▶ What you need to do: Below are some entries; can you quote all of them exactly?

--- start of Given data ---

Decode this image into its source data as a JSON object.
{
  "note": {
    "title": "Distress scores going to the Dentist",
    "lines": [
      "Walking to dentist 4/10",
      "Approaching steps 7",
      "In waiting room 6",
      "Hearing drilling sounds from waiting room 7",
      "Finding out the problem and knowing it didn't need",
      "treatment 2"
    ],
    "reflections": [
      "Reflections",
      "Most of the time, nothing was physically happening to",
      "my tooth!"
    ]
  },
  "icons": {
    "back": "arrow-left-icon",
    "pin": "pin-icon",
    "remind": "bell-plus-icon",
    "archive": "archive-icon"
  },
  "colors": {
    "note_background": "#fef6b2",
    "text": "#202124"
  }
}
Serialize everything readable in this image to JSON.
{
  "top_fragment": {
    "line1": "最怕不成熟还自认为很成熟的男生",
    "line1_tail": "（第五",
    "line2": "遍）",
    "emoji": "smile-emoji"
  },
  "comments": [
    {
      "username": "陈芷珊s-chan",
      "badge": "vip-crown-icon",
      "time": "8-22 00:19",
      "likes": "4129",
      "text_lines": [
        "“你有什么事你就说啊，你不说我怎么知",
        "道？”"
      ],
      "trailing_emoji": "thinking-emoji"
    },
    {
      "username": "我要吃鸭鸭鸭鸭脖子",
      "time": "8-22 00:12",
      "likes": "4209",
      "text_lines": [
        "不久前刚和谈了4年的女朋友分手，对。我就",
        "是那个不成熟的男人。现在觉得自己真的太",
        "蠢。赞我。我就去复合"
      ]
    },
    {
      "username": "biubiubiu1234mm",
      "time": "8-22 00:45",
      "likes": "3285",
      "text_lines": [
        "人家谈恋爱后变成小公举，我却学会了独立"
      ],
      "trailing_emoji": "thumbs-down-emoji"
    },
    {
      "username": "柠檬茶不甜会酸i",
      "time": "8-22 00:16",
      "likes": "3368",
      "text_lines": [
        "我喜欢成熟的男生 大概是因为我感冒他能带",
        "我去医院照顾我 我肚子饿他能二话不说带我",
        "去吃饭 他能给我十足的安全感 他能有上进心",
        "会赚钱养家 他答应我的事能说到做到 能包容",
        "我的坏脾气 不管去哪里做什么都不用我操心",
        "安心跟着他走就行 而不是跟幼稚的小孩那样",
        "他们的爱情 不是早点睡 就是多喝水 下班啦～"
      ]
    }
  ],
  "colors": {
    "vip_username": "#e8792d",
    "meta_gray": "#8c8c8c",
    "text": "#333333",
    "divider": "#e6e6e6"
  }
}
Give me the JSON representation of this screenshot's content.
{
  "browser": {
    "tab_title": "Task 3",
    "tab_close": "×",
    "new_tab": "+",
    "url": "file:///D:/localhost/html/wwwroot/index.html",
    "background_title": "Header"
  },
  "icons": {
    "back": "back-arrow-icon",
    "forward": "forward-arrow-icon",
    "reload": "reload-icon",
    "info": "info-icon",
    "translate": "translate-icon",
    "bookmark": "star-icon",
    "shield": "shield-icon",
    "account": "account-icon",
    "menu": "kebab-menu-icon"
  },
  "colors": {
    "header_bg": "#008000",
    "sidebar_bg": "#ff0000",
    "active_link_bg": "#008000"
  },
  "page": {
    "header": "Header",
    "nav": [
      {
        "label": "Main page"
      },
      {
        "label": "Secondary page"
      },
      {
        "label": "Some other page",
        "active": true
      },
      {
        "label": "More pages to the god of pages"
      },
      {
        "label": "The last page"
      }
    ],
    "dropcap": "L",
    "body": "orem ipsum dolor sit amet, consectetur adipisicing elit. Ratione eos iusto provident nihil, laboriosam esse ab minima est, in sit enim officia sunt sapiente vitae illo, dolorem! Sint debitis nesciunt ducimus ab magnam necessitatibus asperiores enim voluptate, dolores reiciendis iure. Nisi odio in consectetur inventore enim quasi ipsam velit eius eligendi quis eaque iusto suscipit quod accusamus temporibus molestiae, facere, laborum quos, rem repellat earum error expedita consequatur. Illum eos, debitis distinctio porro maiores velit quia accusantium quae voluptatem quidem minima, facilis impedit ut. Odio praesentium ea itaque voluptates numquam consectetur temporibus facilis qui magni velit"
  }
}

--- end of Given data ---

▶ Solution below:
Decode this image into its source data as a JSON object.
{
  "note": {
    "title": "Distress scores going to the Dentist",
    "lines": [
      "Walking to dentist 4/10",
      "Approaching steps 7",
      "In waiting room 6",
      "Hearing drilling sounds from waiting room 7",
      "Finding out the problem and knowing it didn't need",
      "treatment 2"
    ],
    "reflections": [
      "Reflections",
      "Most of the time, nothing was physically happening to",
      "my tooth!"
    ]
  },
  "icons": {
    "back": "arrow-left-icon",
    "pin": "pin-icon",
    "remind": "bell-plus-icon",
    "archive": "archive-icon"
  },
  "colors": {
    "note_background": "#fef6b2",
    "text": "#202124"
  }
}
Serialize everything readable in this image to JSON.
{
  "top_fragment": {
    "line1": "最怕不成熟还自认为很成熟的男生",
    "line1_tail": "（第五",
    "line2": "遍）",
    "emoji": "smile-emoji"
  },
  "comments": [
    {
      "username": "陈芷珊s-chan",
      "badge": "vip-crown-icon",
      "time": "8-22 00:19",
      "likes": "4129",
      "text_lines": [
        "“你有什么事你就说啊，你不说我怎么知",
        "道？”"
      ],
      "trailing_emoji": "thinking-emoji"
    },
    {
      "username": "我要吃鸭鸭鸭鸭脖子",
      "time": "8-22 00:12",
      "likes": "4209",
      "text_lines": [
        "不久前刚和谈了4年的女朋友分手，对。我就",
        "是那个不成熟的男人。现在觉得自己真的太",
        "蠢。赞我。我就去复合"
      ]
    },
    {
      "username": "biubiubiu1234mm",
      "time": "8-22 00:45",
      "likes": "3285",
      "text_lines": [
        "人家谈恋爱后变成小公举，我却学会了独立"
      ],
      "trailing_emoji": "thumbs-down-emoji"
    },
    {
      "username": "柠檬茶不甜会酸i",
      "time": "8-22 00:16",
      "likes": "3368",
      "text_lines": [
        "我喜欢成熟的男生 大概是因为我感冒他能带",
        "我去医院照顾我 我肚子饿他能二话不说带我",
        "去吃饭 他能给我十足的安全感 他能有上进心",
        "会赚钱养家 他答应我的事能说到做到 能包容",
        "我的坏脾气 不管去哪里做什么都不用我操心",
        "安心跟着他走就行 而不是跟幼稚的小孩那样",
        "他们的爱情 不是早点睡 就是多喝水 下班啦～"
      ]
    }
  ],
  "colors": {
    "vip_username": "#e8792d",
    "meta_gray": "#8c8c8c",
    "text": "#333333",
    "divider": "#e6e6e6"
  }
}
Give me the JSON representation of this screenshot's content.
{
  "browser": {
    "tab_title": "Task 3",
    "tab_close": "×",
    "new_tab": "+",
    "url": "file:///D:/localhost/html/wwwroot/index.html",
    "background_title": "Header"
  },
  "icons": {
    "back": "back-arrow-icon",
    "forward": "forward-arrow-icon",
    "reload": "reload-icon",
    "info": "info-icon",
    "translate": "translate-icon",
    "bookmark": "star-icon",
    "shield": "shield-icon",
    "account": "account-icon",
    "menu": "kebab-menu-icon"
  },
  "colors": {
    "header_bg": "#008000",
    "sidebar_bg": "#ff0000",
    "active_link_bg": "#008000"
  },
  "page": {
    "header": "Header",
    "nav": [
      {
        "label": "Main page"
      },
      {
        "label": "Secondary page"
      },
      {
        "label": "Some other page",
        "active": true
      },
      {
        "label": "More pages to the god of pages"
      },
      {
        "label": "The last page"
      }
    ],
    "dropcap": "L",
    "body": "orem ipsum dolor sit amet, consectetur adipisicing elit. Ratione eos iusto provident nihil, laboriosam esse ab minima est, in sit enim officia sunt sapiente vitae illo, dolorem! Sint debitis nesciunt ducimus ab magnam necessitatibus asperiores enim voluptate, dolores reiciendis iure. Nisi odio in consectetur inventore enim quasi ipsam velit eius eligendi quis eaque iusto suscipit quod accusamus temporibus molestiae, facere, laborum quos, rem repellat earum error expedita consequatur. Illum eos, debitis distinctio porro maiores velit quia accusantium quae voluptatem quidem minima, facilis impedit ut. Odio praesentium ea itaque voluptates numquam consectetur temporibus facilis qui magni velit"
  }
}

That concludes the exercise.